_The data_
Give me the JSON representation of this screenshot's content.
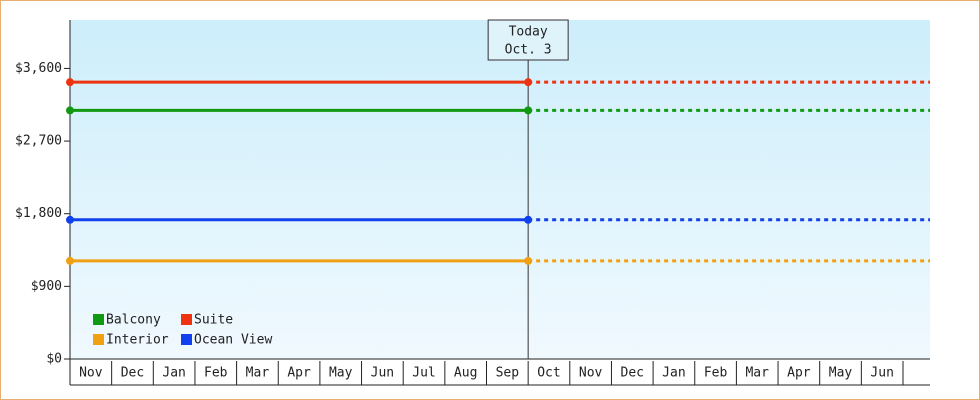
{
  "chart_data": {
    "type": "line",
    "categories": [
      "Nov",
      "Dec",
      "Jan",
      "Feb",
      "Mar",
      "Apr",
      "May",
      "Jun",
      "Jul",
      "Aug",
      "Sep",
      "Oct",
      "Nov",
      "Dec",
      "Jan",
      "Feb",
      "Mar",
      "Apr",
      "May",
      "Jun"
    ],
    "series": [
      {
        "name": "Balcony",
        "color": "#119911",
        "value": 3080
      },
      {
        "name": "Suite",
        "color": "#ee3311",
        "value": 3430
      },
      {
        "name": "Interior",
        "color": "#f0a010",
        "value": 1215
      },
      {
        "name": "Ocean View",
        "color": "#1140ee",
        "value": 1725
      }
    ],
    "annotation": {
      "title": "Today",
      "date": "Oct. 3"
    },
    "ylim": [
      0,
      4200
    ],
    "yticks": [
      {
        "value": 0,
        "label": "$0"
      },
      {
        "value": 900,
        "label": "$900"
      },
      {
        "value": 1800,
        "label": "$1,800"
      },
      {
        "value": 2700,
        "label": "$2,700"
      },
      {
        "value": 3600,
        "label": "$3,600"
      }
    ]
  }
}
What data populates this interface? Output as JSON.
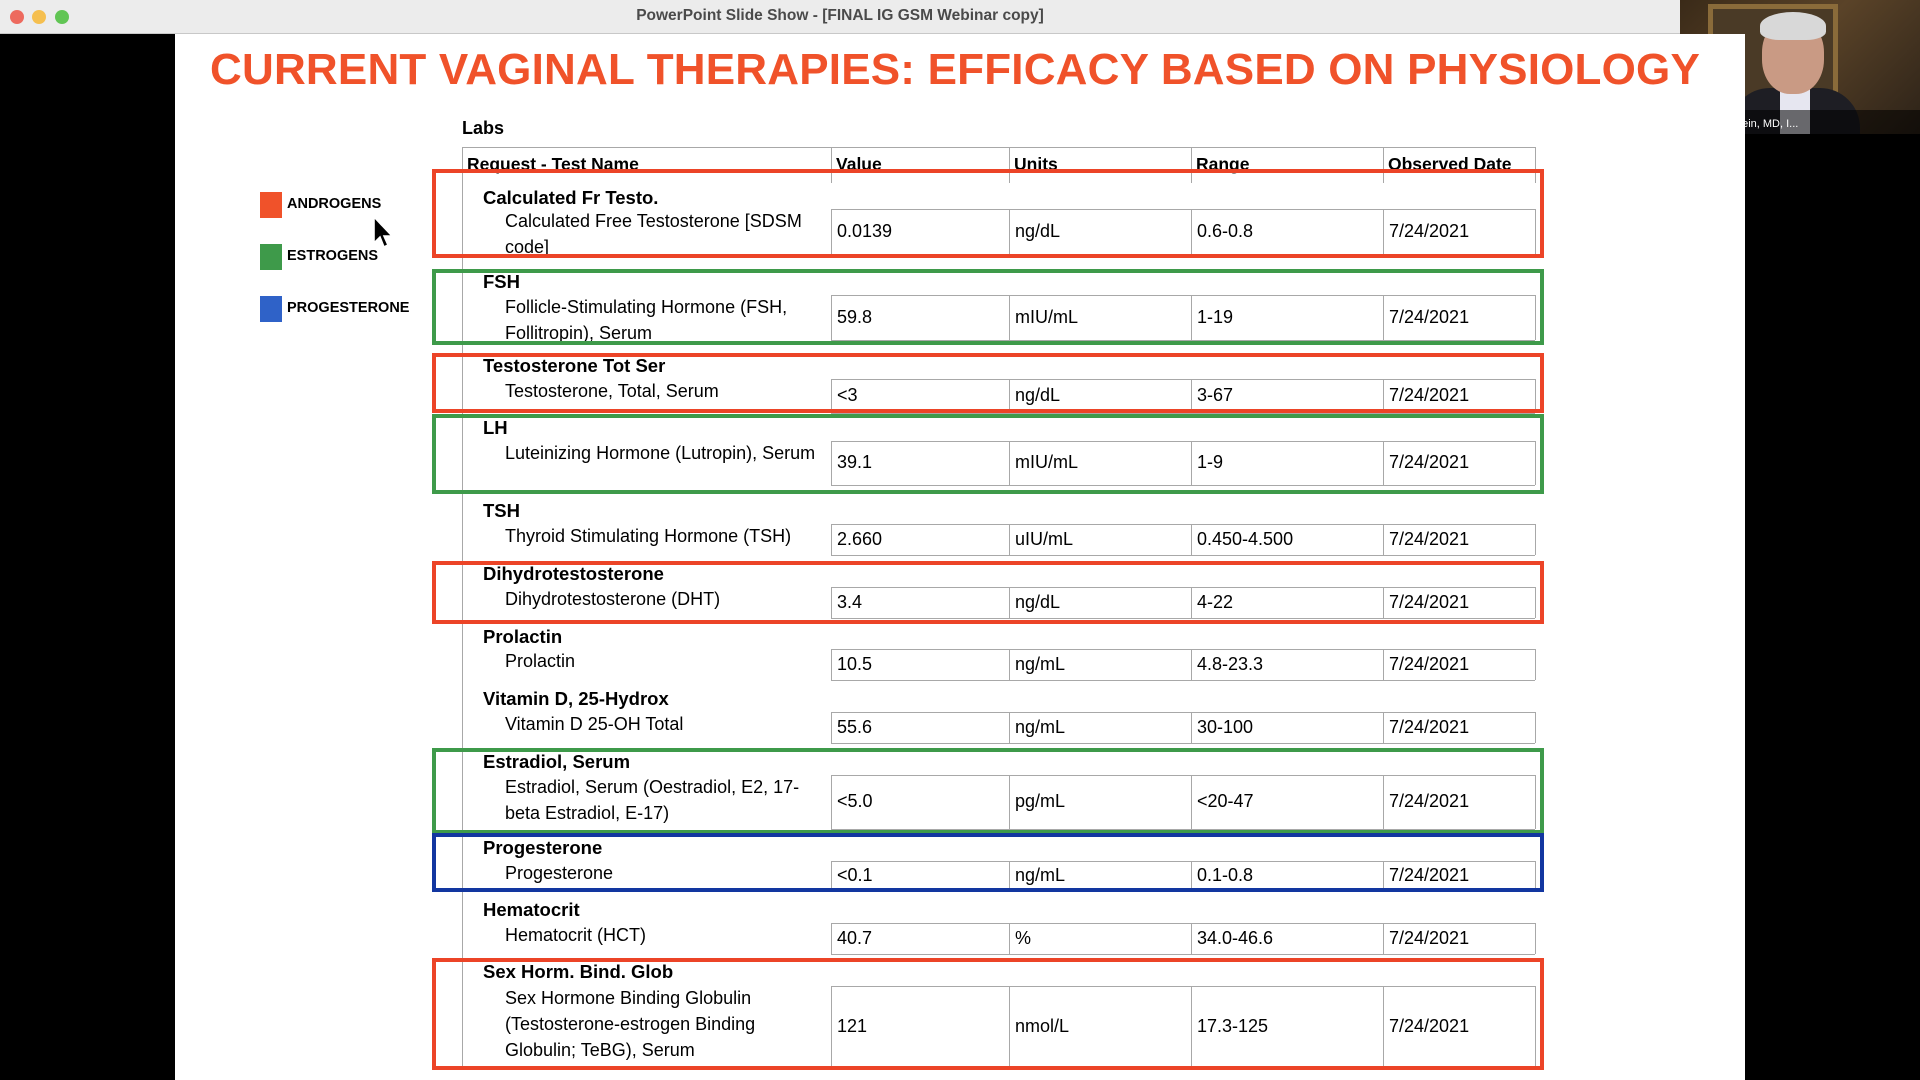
{
  "window": {
    "title": "PowerPoint Slide Show - [FINAL IG GSM Webinar copy]"
  },
  "video": {
    "participant_name": "Irwin Goldstein, MD, I..."
  },
  "slide": {
    "title": "CURRENT VAGINAL THERAPIES: EFFICACY BASED ON PHYSIOLOGY",
    "legend": [
      {
        "label": "ANDROGENS",
        "color": "#f0522a"
      },
      {
        "label": "ESTROGENS",
        "color": "#3e9a4a"
      },
      {
        "label": "PROGESTERONE",
        "color": "#2f62c8"
      }
    ],
    "labs_title": "Labs",
    "columns": [
      "Request - Test Name",
      "Value",
      "Units",
      "Range",
      "Observed Date"
    ],
    "rows": [
      {
        "group": "Calculated Fr Testo.",
        "test": "Calculated Free Testosterone [SDSM code]",
        "value": "0.0139",
        "units": "ng/dL",
        "range": "0.6-0.8",
        "date": "7/24/2021",
        "highlight": "androgen"
      },
      {
        "group": "FSH",
        "test": "Follicle-Stimulating Hormone (FSH, Follitropin), Serum",
        "value": "59.8",
        "units": "mIU/mL",
        "range": "1-19",
        "date": "7/24/2021",
        "highlight": "estrogen"
      },
      {
        "group": "Testosterone Tot Ser",
        "test": "Testosterone, Total, Serum",
        "value": "<3",
        "units": "ng/dL",
        "range": "3-67",
        "date": "7/24/2021",
        "highlight": "androgen"
      },
      {
        "group": "LH",
        "test": "Luteinizing Hormone (Lutropin), Serum",
        "value": "39.1",
        "units": "mIU/mL",
        "range": "1-9",
        "date": "7/24/2021",
        "highlight": "estrogen"
      },
      {
        "group": "TSH",
        "test": "Thyroid Stimulating Hormone (TSH)",
        "value": "2.660",
        "units": "uIU/mL",
        "range": "0.450-4.500",
        "date": "7/24/2021",
        "highlight": ""
      },
      {
        "group": "Dihydrotestosterone",
        "test": "Dihydrotestosterone (DHT)",
        "value": "3.4",
        "units": "ng/dL",
        "range": "4-22",
        "date": "7/24/2021",
        "highlight": "androgen"
      },
      {
        "group": "Prolactin",
        "test": "Prolactin",
        "value": "10.5",
        "units": "ng/mL",
        "range": "4.8-23.3",
        "date": "7/24/2021",
        "highlight": ""
      },
      {
        "group": "Vitamin D, 25-Hydrox",
        "test": "Vitamin D 25-OH Total",
        "value": "55.6",
        "units": "ng/mL",
        "range": "30-100",
        "date": "7/24/2021",
        "highlight": ""
      },
      {
        "group": "Estradiol, Serum",
        "test": "Estradiol, Serum (Oestradiol, E2, 17-beta Estradiol, E-17)",
        "value": "<5.0",
        "units": "pg/mL",
        "range": "<20-47",
        "date": "7/24/2021",
        "highlight": "estrogen"
      },
      {
        "group": "Progesterone",
        "test": "Progesterone",
        "value": "<0.1",
        "units": "ng/mL",
        "range": "0.1-0.8",
        "date": "7/24/2021",
        "highlight": "progesterone"
      },
      {
        "group": "Hematocrit",
        "test": "Hematocrit (HCT)",
        "value": "40.7",
        "units": "%",
        "range": "34.0-46.6",
        "date": "7/24/2021",
        "highlight": ""
      },
      {
        "group": "Sex Horm. Bind. Glob",
        "test": "Sex Hormone Binding Globulin (Testosterone-estrogen Binding Globulin; TeBG), Serum",
        "value": "121",
        "units": "nmol/L",
        "range": "17.3-125",
        "date": "7/24/2021",
        "highlight": "androgen"
      }
    ]
  }
}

_Given exercise_
Output the data above without changes, apart from leaving out the pictures.

_Solution to this exercise_
Give me the JSON representation of this screenshot's content.
{
  "chart_data": {
    "type": "line",
    "categories": [
      "Nov",
      "Dec",
      "Jan",
      "Feb",
      "Mar",
      "Apr",
      "May",
      "Jun",
      "Jul",
      "Aug",
      "Sep",
      "Oct",
      "Nov",
      "Dec",
      "Jan",
      "Feb",
      "Mar",
      "Apr",
      "May",
      "Jun"
    ],
    "series": [
      {
        "name": "Balcony",
        "color": "#119911",
        "value": 3080
      },
      {
        "name": "Suite",
        "color": "#ee3311",
        "value": 3430
      },
      {
        "name": "Interior",
        "color": "#f0a010",
        "value": 1215
      },
      {
        "name": "Ocean View",
        "color": "#1140ee",
        "value": 1725
      }
    ],
    "annotation": {
      "title": "Today",
      "date": "Oct. 3"
    },
    "ylim": [
      0,
      4200
    ],
    "yticks": [
      {
        "value": 0,
        "label": "$0"
      },
      {
        "value": 900,
        "label": "$900"
      },
      {
        "value": 1800,
        "label": "$1,800"
      },
      {
        "value": 2700,
        "label": "$2,700"
      },
      {
        "value": 3600,
        "label": "$3,600"
      }
    ]
  }
}
What data populates this interface? Output as JSON.
{
  "window": {
    "title": "PowerPoint Slide Show - [FINAL IG GSM Webinar copy]"
  },
  "video": {
    "participant_name": "Irwin Goldstein, MD, I..."
  },
  "slide": {
    "title": "CURRENT VAGINAL THERAPIES: EFFICACY BASED ON PHYSIOLOGY",
    "legend": [
      {
        "label": "ANDROGENS",
        "color": "#f0522a"
      },
      {
        "label": "ESTROGENS",
        "color": "#3e9a4a"
      },
      {
        "label": "PROGESTERONE",
        "color": "#2f62c8"
      }
    ],
    "labs_title": "Labs",
    "columns": [
      "Request - Test Name",
      "Value",
      "Units",
      "Range",
      "Observed Date"
    ],
    "rows": [
      {
        "group": "Calculated Fr Testo.",
        "test": "Calculated Free Testosterone [SDSM code]",
        "value": "0.0139",
        "units": "ng/dL",
        "range": "0.6-0.8",
        "date": "7/24/2021",
        "highlight": "androgen"
      },
      {
        "group": "FSH",
        "test": "Follicle-Stimulating Hormone (FSH, Follitropin), Serum",
        "value": "59.8",
        "units": "mIU/mL",
        "range": "1-19",
        "date": "7/24/2021",
        "highlight": "estrogen"
      },
      {
        "group": "Testosterone Tot Ser",
        "test": "Testosterone, Total, Serum",
        "value": "<3",
        "units": "ng/dL",
        "range": "3-67",
        "date": "7/24/2021",
        "highlight": "androgen"
      },
      {
        "group": "LH",
        "test": "Luteinizing Hormone (Lutropin), Serum",
        "value": "39.1",
        "units": "mIU/mL",
        "range": "1-9",
        "date": "7/24/2021",
        "highlight": "estrogen"
      },
      {
        "group": "TSH",
        "test": "Thyroid Stimulating Hormone (TSH)",
        "value": "2.660",
        "units": "uIU/mL",
        "range": "0.450-4.500",
        "date": "7/24/2021",
        "highlight": ""
      },
      {
        "group": "Dihydrotestosterone",
        "test": "Dihydrotestosterone (DHT)",
        "value": "3.4",
        "units": "ng/dL",
        "range": "4-22",
        "date": "7/24/2021",
        "highlight": "androgen"
      },
      {
        "group": "Prolactin",
        "test": "Prolactin",
        "value": "10.5",
        "units": "ng/mL",
        "range": "4.8-23.3",
        "date": "7/24/2021",
        "highlight": ""
      },
      {
        "group": "Vitamin D, 25-Hydrox",
        "test": "Vitamin D 25-OH Total",
        "value": "55.6",
        "units": "ng/mL",
        "range": "30-100",
        "date": "7/24/2021",
        "highlight": ""
      },
      {
        "group": "Estradiol, Serum",
        "test": "Estradiol, Serum (Oestradiol, E2, 17-beta Estradiol, E-17)",
        "value": "<5.0",
        "units": "pg/mL",
        "range": "<20-47",
        "date": "7/24/2021",
        "highlight": "estrogen"
      },
      {
        "group": "Progesterone",
        "test": "Progesterone",
        "value": "<0.1",
        "units": "ng/mL",
        "range": "0.1-0.8",
        "date": "7/24/2021",
        "highlight": "progesterone"
      },
      {
        "group": "Hematocrit",
        "test": "Hematocrit (HCT)",
        "value": "40.7",
        "units": "%",
        "range": "34.0-46.6",
        "date": "7/24/2021",
        "highlight": ""
      },
      {
        "group": "Sex Horm. Bind. Glob",
        "test": "Sex Hormone Binding Globulin (Testosterone-estrogen Binding Globulin; TeBG), Serum",
        "value": "121",
        "units": "nmol/L",
        "range": "17.3-125",
        "date": "7/24/2021",
        "highlight": "androgen"
      }
    ]
  }
}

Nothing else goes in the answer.